---------- Given records
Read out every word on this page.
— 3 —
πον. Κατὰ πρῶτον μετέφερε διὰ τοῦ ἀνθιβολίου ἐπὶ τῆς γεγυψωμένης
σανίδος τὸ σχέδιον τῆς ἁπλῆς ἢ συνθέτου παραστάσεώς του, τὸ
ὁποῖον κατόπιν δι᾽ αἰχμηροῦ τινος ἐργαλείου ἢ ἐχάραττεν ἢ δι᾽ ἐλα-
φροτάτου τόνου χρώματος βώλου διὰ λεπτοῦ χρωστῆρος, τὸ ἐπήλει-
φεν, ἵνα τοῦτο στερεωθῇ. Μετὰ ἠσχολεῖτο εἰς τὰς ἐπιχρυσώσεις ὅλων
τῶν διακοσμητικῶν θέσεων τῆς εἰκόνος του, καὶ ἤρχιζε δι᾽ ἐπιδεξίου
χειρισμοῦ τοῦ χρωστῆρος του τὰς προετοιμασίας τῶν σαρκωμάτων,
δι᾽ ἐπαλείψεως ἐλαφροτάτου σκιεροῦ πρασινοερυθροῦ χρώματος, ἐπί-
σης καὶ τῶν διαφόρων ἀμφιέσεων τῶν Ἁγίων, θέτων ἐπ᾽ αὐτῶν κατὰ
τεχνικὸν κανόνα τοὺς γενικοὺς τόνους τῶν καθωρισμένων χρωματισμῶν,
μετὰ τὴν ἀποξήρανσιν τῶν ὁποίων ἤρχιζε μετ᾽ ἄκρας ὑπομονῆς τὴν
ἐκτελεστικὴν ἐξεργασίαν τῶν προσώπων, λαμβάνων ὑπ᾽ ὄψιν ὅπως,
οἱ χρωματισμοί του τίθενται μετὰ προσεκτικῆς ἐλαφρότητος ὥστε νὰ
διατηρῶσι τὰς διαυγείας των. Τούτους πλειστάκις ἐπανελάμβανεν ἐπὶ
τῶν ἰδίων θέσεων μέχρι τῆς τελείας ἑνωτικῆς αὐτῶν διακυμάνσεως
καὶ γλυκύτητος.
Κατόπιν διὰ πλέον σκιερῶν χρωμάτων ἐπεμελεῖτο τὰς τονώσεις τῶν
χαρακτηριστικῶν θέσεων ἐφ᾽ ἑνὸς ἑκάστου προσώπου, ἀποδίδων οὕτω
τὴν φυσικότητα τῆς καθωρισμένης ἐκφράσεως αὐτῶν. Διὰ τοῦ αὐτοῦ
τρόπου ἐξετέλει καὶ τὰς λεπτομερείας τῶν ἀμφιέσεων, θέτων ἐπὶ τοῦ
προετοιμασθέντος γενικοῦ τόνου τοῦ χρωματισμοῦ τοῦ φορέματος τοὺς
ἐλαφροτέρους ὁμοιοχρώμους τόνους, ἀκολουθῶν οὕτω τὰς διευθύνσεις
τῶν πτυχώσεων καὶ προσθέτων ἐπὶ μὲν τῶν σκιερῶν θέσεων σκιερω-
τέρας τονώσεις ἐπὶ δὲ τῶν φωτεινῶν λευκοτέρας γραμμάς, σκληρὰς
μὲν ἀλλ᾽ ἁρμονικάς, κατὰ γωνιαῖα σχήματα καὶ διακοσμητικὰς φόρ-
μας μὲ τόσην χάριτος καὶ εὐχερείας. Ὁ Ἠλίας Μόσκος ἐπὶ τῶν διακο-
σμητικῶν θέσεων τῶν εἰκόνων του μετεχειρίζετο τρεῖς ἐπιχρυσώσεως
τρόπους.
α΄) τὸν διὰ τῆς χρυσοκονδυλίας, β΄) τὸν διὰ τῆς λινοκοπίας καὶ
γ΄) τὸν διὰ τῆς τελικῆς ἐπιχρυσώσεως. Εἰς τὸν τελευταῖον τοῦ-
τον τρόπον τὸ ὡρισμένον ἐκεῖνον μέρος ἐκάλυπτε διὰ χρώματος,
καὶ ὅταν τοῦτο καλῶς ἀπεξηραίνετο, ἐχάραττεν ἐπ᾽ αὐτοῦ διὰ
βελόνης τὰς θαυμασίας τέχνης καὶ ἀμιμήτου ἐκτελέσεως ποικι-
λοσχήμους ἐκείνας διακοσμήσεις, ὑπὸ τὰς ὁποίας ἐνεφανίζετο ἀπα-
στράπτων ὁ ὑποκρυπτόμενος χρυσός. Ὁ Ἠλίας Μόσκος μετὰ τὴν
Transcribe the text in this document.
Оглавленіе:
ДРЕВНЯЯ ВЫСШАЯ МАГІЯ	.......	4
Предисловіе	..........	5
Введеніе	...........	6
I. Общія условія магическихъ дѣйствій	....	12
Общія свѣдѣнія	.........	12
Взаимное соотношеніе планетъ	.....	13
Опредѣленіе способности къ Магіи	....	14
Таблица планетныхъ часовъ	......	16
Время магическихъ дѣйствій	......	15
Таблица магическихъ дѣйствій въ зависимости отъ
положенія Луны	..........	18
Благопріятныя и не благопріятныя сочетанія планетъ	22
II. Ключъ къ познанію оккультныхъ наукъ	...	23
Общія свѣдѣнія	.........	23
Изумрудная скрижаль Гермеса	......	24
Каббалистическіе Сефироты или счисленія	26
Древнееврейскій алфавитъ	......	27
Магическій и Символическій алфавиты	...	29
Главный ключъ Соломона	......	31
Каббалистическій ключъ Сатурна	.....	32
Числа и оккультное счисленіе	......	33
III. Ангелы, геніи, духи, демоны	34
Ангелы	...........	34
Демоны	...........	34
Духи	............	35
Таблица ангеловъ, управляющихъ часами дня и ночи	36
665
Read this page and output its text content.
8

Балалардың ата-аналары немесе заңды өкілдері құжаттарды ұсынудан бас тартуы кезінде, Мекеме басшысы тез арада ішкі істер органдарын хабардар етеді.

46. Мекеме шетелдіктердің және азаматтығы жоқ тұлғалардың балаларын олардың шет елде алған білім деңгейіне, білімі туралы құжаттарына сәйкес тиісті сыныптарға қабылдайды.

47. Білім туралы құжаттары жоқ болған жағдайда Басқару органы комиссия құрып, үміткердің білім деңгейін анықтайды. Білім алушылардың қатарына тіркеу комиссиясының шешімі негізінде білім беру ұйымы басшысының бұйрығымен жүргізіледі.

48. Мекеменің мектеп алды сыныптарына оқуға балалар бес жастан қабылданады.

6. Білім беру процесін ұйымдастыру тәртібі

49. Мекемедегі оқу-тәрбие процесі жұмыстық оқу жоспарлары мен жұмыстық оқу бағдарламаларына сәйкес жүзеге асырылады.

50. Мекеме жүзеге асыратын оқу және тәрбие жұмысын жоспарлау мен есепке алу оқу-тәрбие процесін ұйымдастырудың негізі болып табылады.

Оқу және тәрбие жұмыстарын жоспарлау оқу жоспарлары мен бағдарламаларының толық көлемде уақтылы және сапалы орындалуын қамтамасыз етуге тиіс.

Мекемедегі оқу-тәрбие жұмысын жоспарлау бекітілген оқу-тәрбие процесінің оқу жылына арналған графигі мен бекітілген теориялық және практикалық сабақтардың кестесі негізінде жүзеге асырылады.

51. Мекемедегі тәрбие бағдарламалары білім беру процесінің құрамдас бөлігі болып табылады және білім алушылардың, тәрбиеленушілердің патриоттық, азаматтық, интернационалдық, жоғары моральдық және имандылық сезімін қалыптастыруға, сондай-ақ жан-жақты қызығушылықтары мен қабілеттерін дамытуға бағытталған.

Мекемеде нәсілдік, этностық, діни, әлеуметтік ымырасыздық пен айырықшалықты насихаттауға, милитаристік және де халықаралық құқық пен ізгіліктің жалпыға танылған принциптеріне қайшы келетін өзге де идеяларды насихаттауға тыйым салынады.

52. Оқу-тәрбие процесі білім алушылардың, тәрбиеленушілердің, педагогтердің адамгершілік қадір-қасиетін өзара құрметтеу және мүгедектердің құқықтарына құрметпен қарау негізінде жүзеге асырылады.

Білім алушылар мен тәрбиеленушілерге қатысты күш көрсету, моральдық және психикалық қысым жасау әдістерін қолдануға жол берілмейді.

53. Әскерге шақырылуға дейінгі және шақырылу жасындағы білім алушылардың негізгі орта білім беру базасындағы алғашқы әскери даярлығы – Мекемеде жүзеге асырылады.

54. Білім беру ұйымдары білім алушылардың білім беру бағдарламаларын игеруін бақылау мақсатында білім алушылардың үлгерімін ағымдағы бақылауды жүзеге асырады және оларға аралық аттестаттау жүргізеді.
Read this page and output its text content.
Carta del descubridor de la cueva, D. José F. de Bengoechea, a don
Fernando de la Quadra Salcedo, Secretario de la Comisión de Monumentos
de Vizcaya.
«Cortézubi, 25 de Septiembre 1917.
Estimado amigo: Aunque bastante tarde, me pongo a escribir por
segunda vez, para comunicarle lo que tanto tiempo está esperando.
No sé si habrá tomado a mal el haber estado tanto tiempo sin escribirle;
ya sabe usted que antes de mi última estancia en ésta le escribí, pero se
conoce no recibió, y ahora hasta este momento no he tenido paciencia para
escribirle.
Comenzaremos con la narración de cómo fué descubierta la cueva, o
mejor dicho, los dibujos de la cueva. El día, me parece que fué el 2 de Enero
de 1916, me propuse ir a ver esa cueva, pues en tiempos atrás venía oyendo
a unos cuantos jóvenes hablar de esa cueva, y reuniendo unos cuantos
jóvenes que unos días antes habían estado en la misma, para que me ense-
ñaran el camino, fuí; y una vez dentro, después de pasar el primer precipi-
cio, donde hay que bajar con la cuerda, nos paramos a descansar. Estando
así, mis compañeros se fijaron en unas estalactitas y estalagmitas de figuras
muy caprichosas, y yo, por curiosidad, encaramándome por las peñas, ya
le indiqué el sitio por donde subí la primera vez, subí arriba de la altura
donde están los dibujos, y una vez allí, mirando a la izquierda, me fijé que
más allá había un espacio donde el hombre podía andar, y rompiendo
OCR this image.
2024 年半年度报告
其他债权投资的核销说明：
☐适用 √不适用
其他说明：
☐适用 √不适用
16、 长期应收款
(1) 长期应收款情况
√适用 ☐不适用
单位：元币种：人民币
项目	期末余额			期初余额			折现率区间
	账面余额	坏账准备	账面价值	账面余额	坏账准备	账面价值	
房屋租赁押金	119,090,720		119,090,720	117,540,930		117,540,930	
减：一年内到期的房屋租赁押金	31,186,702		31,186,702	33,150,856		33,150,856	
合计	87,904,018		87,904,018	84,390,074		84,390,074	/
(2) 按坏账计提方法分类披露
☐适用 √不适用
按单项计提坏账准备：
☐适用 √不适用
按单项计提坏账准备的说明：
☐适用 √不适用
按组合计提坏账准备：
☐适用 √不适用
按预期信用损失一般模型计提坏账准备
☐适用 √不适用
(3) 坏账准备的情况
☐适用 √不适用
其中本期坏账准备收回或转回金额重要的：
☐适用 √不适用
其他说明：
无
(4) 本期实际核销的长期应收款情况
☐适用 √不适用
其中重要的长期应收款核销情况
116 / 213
--------------------
**Prompt:**
In the entries above, find every line with the word "моральдық" and list it.

**Written answer:**
51. Мекемедегі тәрбие бағдарламалары білім беру процесінің құрамдас бөлігі болып табылады және білім алушылардың, тәрбиеленушілердің патриоттық, азаматтық, интернационалдық, жоғары моральдық және имандылық сезімін қалыптастыруға, сондай-ақ жан-жақты қызығушылықтары мен қабілеттерін дамытуға бағытталған.
Білім алушылар мен тәрбиеленушілерге қатысты күш көрсету, моральдық және психикалық қысым жасау әдістерін қолдануға жол берілмейді.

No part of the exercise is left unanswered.